The entries below should be output exactly as written.

= MATERIAL TO PROCESS =

___

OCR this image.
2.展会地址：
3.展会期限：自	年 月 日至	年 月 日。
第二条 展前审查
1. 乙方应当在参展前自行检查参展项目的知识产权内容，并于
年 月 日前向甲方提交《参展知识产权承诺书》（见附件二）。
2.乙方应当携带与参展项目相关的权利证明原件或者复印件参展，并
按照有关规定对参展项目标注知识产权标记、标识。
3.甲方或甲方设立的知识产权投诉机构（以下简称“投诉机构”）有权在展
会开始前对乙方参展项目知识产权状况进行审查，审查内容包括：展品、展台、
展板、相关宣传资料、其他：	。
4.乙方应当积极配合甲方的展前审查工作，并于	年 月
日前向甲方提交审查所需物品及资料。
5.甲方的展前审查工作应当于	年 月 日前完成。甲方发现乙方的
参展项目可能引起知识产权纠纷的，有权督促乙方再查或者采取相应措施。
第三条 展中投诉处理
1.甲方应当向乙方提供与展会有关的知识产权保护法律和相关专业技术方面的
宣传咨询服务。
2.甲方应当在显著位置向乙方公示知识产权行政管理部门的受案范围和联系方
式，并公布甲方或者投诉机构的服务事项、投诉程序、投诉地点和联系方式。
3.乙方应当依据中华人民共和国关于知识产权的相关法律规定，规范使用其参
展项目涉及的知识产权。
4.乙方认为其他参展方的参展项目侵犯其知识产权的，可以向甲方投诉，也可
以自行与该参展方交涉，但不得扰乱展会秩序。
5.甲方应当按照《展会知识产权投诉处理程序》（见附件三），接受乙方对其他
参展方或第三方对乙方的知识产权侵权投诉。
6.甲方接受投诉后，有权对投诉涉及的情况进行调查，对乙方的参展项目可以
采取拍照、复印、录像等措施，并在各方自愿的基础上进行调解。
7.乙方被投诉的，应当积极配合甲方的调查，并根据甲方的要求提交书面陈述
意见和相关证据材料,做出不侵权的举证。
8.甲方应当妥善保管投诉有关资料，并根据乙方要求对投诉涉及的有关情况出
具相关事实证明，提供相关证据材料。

___

= ANSWER =
OCR this image.
2.展会地址：
3.展会期限：自	年 月 日至	年 月 日。
第二条 展前审查
1. 乙方应当在参展前自行检查参展项目的知识产权内容，并于
年 月 日前向甲方提交《参展知识产权承诺书》（见附件二）。
2.乙方应当携带与参展项目相关的权利证明原件或者复印件参展，并
按照有关规定对参展项目标注知识产权标记、标识。
3.甲方或甲方设立的知识产权投诉机构（以下简称“投诉机构”）有权在展
会开始前对乙方参展项目知识产权状况进行审查，审查内容包括：展品、展台、
展板、相关宣传资料、其他：	。
4.乙方应当积极配合甲方的展前审查工作，并于	年 月
日前向甲方提交审查所需物品及资料。
5.甲方的展前审查工作应当于	年 月 日前完成。甲方发现乙方的
参展项目可能引起知识产权纠纷的，有权督促乙方再查或者采取相应措施。
第三条 展中投诉处理
1.甲方应当向乙方提供与展会有关的知识产权保护法律和相关专业技术方面的
宣传咨询服务。
2.甲方应当在显著位置向乙方公示知识产权行政管理部门的受案范围和联系方
式，并公布甲方或者投诉机构的服务事项、投诉程序、投诉地点和联系方式。
3.乙方应当依据中华人民共和国关于知识产权的相关法律规定，规范使用其参
展项目涉及的知识产权。
4.乙方认为其他参展方的参展项目侵犯其知识产权的，可以向甲方投诉，也可
以自行与该参展方交涉，但不得扰乱展会秩序。
5.甲方应当按照《展会知识产权投诉处理程序》（见附件三），接受乙方对其他
参展方或第三方对乙方的知识产权侵权投诉。
6.甲方接受投诉后，有权对投诉涉及的情况进行调查，对乙方的参展项目可以
采取拍照、复印、录像等措施，并在各方自愿的基础上进行调解。
7.乙方被投诉的，应当积极配合甲方的调查，并根据甲方的要求提交书面陈述
意见和相关证据材料,做出不侵权的举证。
8.甲方应当妥善保管投诉有关资料，并根据乙方要求对投诉涉及的有关情况出
具相关事实证明，提供相关证据材料。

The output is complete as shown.